[Records]

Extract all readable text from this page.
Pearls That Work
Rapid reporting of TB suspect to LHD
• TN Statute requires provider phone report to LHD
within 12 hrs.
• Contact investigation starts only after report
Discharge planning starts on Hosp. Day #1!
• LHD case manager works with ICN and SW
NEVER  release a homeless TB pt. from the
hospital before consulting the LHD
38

__SET PROBLEM__. Return the lines above exactly, keeping every word.

__SOLUTION__.
Extract all readable text from this page.
Pearls That Work
Rapid reporting of TB suspect to LHD
• TN Statute requires provider phone report to LHD
within 12 hrs.
• Contact investigation starts only after report
Discharge planning starts on Hosp. Day #1!
• LHD case manager works with ICN and SW
NEVER  release a homeless TB pt. from the
hospital before consulting the LHD
38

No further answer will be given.